#### [Task directions]
Look through the lines below and extract each one that contains "fuel".

#### [Provided records]

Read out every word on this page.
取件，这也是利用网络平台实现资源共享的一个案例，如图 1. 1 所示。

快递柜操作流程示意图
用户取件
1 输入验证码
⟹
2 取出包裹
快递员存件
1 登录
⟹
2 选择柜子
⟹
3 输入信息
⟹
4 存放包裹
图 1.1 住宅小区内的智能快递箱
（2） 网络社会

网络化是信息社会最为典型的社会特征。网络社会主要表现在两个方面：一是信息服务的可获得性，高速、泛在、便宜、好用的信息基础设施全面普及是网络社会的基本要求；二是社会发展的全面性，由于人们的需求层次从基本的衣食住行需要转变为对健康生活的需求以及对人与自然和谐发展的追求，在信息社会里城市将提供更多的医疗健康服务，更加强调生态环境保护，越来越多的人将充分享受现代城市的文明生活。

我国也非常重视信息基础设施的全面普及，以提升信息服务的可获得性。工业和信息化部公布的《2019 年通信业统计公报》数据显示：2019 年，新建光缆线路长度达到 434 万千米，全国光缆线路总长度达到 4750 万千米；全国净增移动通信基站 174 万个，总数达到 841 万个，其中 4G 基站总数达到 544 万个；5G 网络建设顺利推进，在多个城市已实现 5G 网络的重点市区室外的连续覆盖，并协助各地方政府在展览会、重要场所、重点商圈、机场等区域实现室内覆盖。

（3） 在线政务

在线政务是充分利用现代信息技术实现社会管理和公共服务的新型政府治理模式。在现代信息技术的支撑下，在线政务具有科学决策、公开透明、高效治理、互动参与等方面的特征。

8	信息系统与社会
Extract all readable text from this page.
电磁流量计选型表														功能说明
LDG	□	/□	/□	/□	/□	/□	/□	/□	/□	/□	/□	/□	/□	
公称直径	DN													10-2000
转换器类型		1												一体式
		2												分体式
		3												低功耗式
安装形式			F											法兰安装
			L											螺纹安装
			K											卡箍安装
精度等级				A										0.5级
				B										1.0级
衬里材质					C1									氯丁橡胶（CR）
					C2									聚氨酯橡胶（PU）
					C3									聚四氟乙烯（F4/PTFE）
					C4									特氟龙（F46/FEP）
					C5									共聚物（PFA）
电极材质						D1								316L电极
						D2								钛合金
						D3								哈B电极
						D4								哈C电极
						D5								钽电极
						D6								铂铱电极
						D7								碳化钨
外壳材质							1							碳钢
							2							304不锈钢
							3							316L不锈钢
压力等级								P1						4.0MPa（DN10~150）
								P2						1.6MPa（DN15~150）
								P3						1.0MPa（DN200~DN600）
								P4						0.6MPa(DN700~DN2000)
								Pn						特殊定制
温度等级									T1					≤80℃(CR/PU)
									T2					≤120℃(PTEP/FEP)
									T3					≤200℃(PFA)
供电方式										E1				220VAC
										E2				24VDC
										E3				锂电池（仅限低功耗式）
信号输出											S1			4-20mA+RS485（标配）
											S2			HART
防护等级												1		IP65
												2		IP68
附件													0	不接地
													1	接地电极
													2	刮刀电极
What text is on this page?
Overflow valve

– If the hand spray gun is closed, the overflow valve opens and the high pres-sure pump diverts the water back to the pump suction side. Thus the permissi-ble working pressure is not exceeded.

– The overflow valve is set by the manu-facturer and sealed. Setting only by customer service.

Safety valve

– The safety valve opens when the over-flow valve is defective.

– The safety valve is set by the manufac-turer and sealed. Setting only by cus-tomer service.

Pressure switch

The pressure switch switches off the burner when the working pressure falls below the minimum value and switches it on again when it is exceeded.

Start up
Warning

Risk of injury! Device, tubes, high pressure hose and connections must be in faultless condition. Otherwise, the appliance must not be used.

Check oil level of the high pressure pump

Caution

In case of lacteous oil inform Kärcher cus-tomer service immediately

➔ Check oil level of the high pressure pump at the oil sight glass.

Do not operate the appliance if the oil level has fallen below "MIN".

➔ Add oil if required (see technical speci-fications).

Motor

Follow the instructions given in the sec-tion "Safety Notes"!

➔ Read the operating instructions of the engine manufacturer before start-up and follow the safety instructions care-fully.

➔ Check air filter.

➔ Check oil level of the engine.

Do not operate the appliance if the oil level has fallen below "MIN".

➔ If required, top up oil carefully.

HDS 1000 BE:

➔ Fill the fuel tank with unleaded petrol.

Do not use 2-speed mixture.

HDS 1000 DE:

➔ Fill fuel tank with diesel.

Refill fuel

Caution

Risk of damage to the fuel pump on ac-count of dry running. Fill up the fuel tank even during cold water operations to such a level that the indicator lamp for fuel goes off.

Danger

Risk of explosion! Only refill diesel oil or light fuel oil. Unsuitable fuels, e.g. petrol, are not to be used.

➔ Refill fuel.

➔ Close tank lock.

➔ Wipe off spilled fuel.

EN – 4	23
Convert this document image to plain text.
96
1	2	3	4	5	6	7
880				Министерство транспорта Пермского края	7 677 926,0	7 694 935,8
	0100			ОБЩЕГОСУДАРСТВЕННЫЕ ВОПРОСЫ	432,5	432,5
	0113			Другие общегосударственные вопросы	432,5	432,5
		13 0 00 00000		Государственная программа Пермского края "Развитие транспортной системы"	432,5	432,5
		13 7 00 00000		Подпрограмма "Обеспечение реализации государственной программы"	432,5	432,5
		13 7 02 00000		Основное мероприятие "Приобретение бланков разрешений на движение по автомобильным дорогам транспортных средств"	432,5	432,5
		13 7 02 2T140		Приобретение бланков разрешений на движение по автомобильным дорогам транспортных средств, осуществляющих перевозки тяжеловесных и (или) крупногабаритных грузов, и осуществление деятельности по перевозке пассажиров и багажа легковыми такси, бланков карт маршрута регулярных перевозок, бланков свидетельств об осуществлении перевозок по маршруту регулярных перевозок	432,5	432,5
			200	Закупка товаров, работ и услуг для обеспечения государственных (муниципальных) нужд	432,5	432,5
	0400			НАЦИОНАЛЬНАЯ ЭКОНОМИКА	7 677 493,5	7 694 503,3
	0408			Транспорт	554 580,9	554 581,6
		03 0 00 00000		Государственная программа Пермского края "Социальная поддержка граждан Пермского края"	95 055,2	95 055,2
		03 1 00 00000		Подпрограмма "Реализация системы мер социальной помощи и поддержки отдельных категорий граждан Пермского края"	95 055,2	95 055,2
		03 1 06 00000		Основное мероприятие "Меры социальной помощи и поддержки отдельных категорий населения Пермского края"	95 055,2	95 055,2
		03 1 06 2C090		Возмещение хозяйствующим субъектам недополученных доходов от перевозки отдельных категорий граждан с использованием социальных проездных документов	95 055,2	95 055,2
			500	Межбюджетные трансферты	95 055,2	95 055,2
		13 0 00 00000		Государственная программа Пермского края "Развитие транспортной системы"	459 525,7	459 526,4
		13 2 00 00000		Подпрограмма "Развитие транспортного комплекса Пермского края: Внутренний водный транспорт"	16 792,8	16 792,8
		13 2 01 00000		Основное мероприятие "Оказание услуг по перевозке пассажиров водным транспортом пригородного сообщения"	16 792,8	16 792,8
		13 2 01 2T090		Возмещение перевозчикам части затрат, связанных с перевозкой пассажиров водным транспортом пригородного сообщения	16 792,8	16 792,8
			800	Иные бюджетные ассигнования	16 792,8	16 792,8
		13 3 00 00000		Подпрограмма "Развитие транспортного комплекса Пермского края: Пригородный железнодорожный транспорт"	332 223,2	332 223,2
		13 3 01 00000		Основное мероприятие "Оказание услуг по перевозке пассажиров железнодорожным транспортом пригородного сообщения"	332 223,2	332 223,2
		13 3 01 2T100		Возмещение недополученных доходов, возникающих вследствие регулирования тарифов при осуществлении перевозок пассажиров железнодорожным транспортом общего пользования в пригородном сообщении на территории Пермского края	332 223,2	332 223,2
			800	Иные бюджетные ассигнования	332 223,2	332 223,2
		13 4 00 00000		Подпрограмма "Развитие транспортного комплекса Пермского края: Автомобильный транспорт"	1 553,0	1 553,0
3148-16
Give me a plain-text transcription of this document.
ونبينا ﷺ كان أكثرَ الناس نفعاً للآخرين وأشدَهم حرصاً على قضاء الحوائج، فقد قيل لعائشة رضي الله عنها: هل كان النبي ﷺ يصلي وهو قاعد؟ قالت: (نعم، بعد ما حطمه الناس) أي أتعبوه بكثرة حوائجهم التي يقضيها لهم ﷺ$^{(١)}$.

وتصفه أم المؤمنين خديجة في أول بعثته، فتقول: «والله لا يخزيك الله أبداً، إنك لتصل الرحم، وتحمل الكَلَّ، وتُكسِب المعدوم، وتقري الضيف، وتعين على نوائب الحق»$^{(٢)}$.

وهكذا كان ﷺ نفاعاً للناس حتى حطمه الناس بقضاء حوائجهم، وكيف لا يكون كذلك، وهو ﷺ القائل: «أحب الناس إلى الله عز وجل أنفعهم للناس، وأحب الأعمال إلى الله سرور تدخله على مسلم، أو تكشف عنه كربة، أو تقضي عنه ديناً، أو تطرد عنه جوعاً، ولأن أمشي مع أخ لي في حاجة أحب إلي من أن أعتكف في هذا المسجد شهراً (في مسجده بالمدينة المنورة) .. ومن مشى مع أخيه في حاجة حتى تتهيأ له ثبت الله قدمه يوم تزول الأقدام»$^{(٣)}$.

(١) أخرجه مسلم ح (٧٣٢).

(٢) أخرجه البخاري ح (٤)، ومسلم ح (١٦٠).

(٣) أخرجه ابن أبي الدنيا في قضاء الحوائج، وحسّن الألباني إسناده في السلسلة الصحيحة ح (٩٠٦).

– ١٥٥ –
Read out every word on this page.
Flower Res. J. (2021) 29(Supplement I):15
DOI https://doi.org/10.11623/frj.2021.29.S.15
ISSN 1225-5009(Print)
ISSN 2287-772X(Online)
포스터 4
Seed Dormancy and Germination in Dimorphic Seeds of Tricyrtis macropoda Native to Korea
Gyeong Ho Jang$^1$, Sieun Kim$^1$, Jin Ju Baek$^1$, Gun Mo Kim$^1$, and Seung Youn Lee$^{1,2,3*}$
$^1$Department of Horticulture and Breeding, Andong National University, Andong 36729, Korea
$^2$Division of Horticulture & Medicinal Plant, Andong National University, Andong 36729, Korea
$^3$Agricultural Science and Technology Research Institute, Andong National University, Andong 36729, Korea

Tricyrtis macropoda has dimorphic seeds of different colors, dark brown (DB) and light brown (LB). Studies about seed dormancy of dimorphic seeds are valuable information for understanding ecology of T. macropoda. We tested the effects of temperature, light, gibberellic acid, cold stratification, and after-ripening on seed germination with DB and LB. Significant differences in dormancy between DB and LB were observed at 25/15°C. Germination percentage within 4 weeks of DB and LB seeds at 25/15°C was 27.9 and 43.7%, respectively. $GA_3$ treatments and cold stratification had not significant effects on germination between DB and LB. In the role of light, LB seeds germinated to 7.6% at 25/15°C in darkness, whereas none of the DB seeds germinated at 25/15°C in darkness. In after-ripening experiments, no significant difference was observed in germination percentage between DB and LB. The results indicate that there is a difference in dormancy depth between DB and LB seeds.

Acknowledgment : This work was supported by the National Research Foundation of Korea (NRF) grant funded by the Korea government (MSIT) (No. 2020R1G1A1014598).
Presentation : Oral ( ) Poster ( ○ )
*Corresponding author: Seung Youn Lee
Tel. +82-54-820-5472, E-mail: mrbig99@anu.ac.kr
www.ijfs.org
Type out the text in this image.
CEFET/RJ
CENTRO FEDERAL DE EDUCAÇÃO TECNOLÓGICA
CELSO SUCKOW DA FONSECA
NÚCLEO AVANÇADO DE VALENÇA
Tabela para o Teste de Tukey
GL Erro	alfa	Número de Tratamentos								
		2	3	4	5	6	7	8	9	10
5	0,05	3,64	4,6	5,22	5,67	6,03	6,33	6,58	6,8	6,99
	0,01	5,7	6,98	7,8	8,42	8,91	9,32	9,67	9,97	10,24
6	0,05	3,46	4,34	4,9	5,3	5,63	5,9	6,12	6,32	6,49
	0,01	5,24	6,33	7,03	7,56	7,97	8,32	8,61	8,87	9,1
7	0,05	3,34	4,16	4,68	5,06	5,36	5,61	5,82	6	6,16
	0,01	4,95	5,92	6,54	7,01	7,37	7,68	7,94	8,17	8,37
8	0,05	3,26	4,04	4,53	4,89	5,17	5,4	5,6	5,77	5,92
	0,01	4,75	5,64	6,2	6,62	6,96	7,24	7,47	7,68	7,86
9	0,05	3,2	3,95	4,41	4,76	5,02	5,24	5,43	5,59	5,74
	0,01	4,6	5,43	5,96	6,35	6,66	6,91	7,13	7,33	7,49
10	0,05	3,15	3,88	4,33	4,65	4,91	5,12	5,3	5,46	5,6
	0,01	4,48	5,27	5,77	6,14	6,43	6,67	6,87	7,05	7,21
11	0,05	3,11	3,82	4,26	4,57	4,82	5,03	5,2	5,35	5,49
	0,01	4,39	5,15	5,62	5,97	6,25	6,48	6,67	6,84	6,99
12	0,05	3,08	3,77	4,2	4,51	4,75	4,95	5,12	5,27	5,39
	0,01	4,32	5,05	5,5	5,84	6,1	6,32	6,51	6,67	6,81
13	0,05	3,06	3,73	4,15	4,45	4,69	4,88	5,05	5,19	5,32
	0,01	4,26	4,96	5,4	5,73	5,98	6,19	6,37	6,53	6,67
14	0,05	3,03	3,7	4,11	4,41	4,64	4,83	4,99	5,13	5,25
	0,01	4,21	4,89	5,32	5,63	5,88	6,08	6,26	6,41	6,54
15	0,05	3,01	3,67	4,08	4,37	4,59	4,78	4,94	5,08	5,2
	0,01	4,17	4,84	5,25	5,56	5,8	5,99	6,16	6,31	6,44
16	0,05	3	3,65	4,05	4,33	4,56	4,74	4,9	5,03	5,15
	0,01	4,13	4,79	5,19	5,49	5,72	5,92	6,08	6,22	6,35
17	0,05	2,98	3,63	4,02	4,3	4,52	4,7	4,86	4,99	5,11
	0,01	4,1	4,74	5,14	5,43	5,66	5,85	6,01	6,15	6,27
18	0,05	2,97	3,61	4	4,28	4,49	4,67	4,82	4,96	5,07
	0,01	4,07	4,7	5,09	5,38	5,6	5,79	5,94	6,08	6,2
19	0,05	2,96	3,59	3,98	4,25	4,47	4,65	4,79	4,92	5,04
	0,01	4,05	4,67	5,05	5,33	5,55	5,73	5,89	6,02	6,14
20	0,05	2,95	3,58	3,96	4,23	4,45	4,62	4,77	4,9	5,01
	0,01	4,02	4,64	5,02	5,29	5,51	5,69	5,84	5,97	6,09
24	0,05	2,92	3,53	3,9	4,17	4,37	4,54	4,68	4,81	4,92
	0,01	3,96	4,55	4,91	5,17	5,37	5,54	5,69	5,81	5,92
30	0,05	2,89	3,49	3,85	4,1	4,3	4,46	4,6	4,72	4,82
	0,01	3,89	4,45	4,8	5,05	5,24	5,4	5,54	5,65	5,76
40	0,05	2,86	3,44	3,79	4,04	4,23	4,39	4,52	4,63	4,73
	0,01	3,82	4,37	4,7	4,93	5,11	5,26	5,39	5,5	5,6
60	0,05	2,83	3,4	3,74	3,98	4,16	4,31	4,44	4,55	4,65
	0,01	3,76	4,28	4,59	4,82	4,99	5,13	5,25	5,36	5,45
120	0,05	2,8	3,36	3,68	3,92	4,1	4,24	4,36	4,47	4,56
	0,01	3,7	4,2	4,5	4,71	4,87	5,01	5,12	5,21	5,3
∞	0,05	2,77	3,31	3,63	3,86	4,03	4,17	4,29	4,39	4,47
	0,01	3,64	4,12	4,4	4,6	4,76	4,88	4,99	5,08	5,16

#### [Solved exercise]
➔ Fill the fuel tank with unleaded petrol.
➔ Fill fuel tank with diesel.
Refill fuel
Risk of damage to the fuel pump on ac-count of dry running. Fill up the fuel tank even during cold water operations to such a level that the indicator lamp for fuel goes off.
Risk of explosion! Only refill diesel oil or light fuel oil. Unsuitable fuels, e.g. petrol, are not to be used.
➔ Refill fuel.
➔ Wipe off spilled fuel.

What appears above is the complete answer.